### WHAT IS EXPECTED
Keep only the lines that hold the string "行业亏损", filtering out the rest of the entries below.

[Data records]
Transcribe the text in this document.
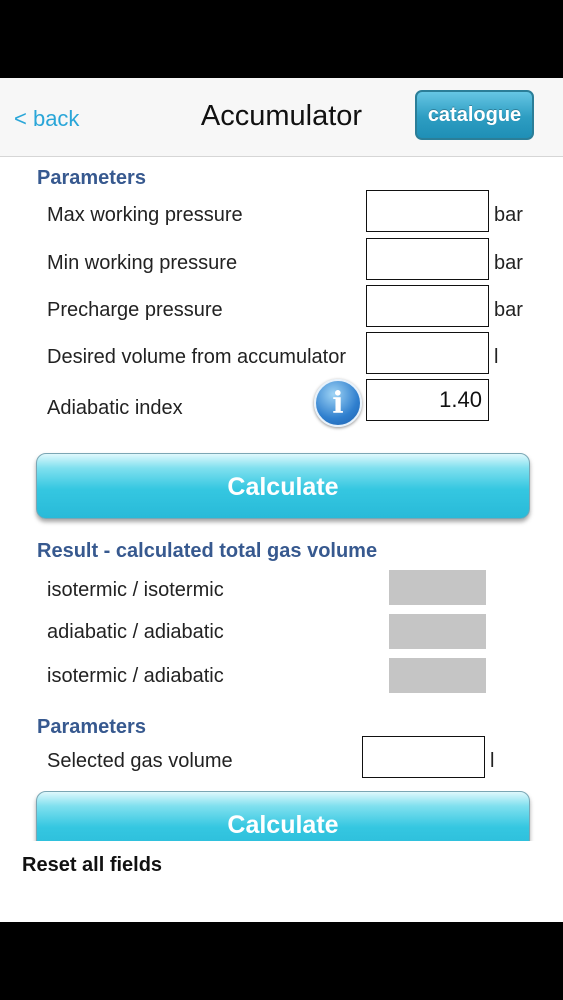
< back	Accumulator	catalogue
Parameters
Max working pressure	bar
Min working pressure	bar
Precharge pressure	bar
Desired volume from accumulator	l
Adiabatic index	i	1.40
Calculate
Result - calculated total gas volume
isotermic / isotermic
adiabatic / adiabatic
isotermic / adiabatic
Parameters
Selected gas volume	l
Calculate
Reset all fields
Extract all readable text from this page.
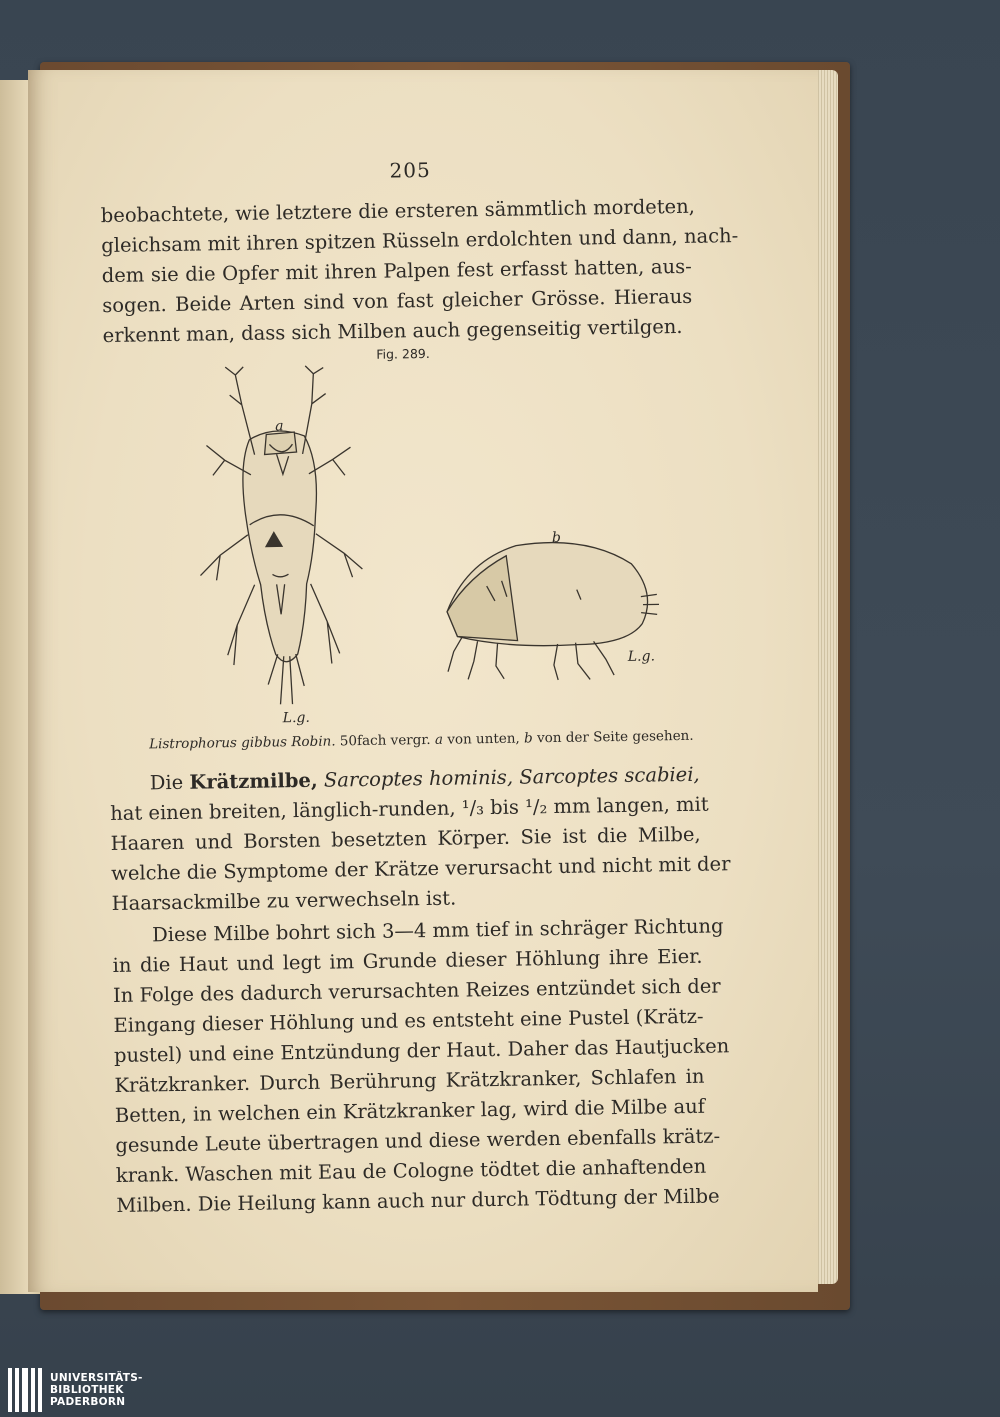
205
beobachtete, wie letztere die ersteren sämmtlich mordeten,
gleichsam mit ihren spitzen Rüsseln erdolchten und dann, nach-
dem sie die Opfer mit ihren Palpen fest erfasst hatten, aus-
sogen. Beide Arten sind von fast gleicher Grösse. Hieraus
erkennt man, dass sich Milben auch gegenseitig vertilgen.
Fig. 289.
a
L.g.
b
L.g.
Listrophorus gibbus Robin. 50fach vergr. a von unten, b von der Seite gesehen.
Die Krätzmilbe, Sarcoptes hominis, Sarcoptes scabiei,
hat einen breiten, länglich-runden, ¹/₃ bis ¹/₂ mm langen, mit
Haaren und Borsten besetzten Körper. Sie ist die Milbe,
welche die Symptome der Krätze verursacht und nicht mit der
Haarsackmilbe zu verwechseln ist.
Diese Milbe bohrt sich 3—4 mm tief in schräger Richtung
in die Haut und legt im Grunde dieser Höhlung ihre Eier.
In Folge des dadurch verursachten Reizes entzündet sich der
Eingang dieser Höhlung und es entsteht eine Pustel (Krätz-
pustel) und eine Entzündung der Haut. Daher das Hautjucken
Krätzkranker. Durch Berührung Krätzkranker, Schlafen in
Betten, in welchen ein Krätzkranker lag, wird die Milbe auf
gesunde Leute übertragen und diese werden ebenfalls krätz-
krank. Waschen mit Eau de Cologne tödtet die anhaftenden
Milben. Die Heilung kann auch nur durch Tödtung der Milbe
UNIVERSITÄTS-
BIBLIOTHEK
PADERBORN
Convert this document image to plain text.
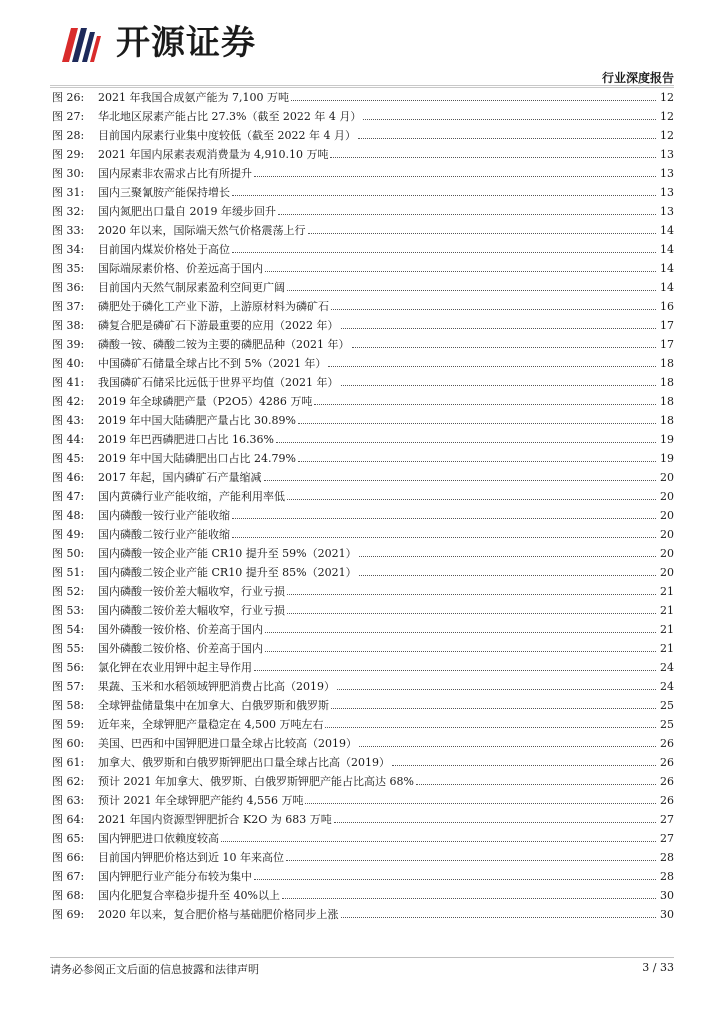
开源证券
行业深度报告
图 26:	2021 年我国合成氨产能为 7,100 万吨	12
图 27:	华北地区尿素产能占比 27.3%（截至 2022 年 4 月）	12
图 28:	目前国内尿素行业集中度较低（截至 2022 年 4 月）	12
图 29:	2021 年国内尿素表观消费量为 4,910.10 万吨	13
图 30:	国内尿素非农需求占比有所提升	13
图 31:	国内三聚氰胺产能保持增长	13
图 32:	国内氮肥出口量自 2019 年缓步回升	13
图 33:	2020 年以来，国际端天然气价格震荡上行	14
图 34:	目前国内煤炭价格处于高位	14
图 35:	国际端尿素价格、价差远高于国内	14
图 36:	目前国内天然气制尿素盈利空间更广阔	14
图 37:	磷肥处于磷化工产业下游，上游原材料为磷矿石	16
图 38:	磷复合肥是磷矿石下游最重要的应用（2022 年）	17
图 39:	磷酸一铵、磷酸二铵为主要的磷肥品种（2021 年）	17
图 40:	中国磷矿石储量全球占比不到 5%（2021 年）	18
图 41:	我国磷矿石储采比远低于世界平均值（2021 年）	18
图 42:	2019 年全球磷肥产量（P2O5）4286 万吨	18
图 43:	2019 年中国大陆磷肥产量占比 30.89%	18
图 44:	2019 年巴西磷肥进口占比 16.36%	19
图 45:	2019 年中国大陆磷肥出口占比 24.79%	19
图 46:	2017 年起，国内磷矿石产量缩减	20
图 47:	国内黄磷行业产能收缩，产能利用率低	20
图 48:	国内磷酸一铵行业产能收缩	20
图 49:	国内磷酸二铵行业产能收缩	20
图 50:	国内磷酸一铵企业产能 CR10 提升至 59%（2021）	20
图 51:	国内磷酸二铵企业产能 CR10 提升至 85%（2021）	20
图 52:	国内磷酸一铵价差大幅收窄，行业亏损	21
图 53:	国内磷酸二铵价差大幅收窄，行业亏损	21
图 54:	国外磷酸一铵价格、价差高于国内	21
图 55:	国外磷酸二铵价格、价差高于国内	21
图 56:	氯化钾在农业用钾中起主导作用	24
图 57:	果蔬、玉米和水稻领域钾肥消费占比高（2019）	24
图 58:	全球钾盐储量集中在加拿大、白俄罗斯和俄罗斯	25
图 59:	近年来，全球钾肥产量稳定在 4,500 万吨左右	25
图 60:	美国、巴西和中国钾肥进口量全球占比较高（2019）	26
图 61:	加拿大、俄罗斯和白俄罗斯钾肥出口量全球占比高（2019）	26
图 62:	预计 2021 年加拿大、俄罗斯、白俄罗斯钾肥产能占比高达 68%	26
图 63:	预计 2021 年全球钾肥产能约 4,556 万吨	26
图 64:	2021 年国内资源型钾肥折合 K2O 为 683 万吨	27
图 65:	国内钾肥进口依赖度较高	27
图 66:	目前国内钾肥价格达到近 10 年来高位	28
图 67:	国内钾肥行业产能分布较为集中	28
图 68:	国内化肥复合率稳步提升至 40%以上	30
图 69:	2020 年以来，复合肥价格与基础肥价格同步上涨	30
请务必参阅正文后面的信息披露和法律声明	3 / 33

### ANSWER TO THE PROBLEM
图 52:	国内磷酸一铵价差大幅收窄，行业亏损	21
图 53:	国内磷酸二铵价差大幅收窄，行业亏损	21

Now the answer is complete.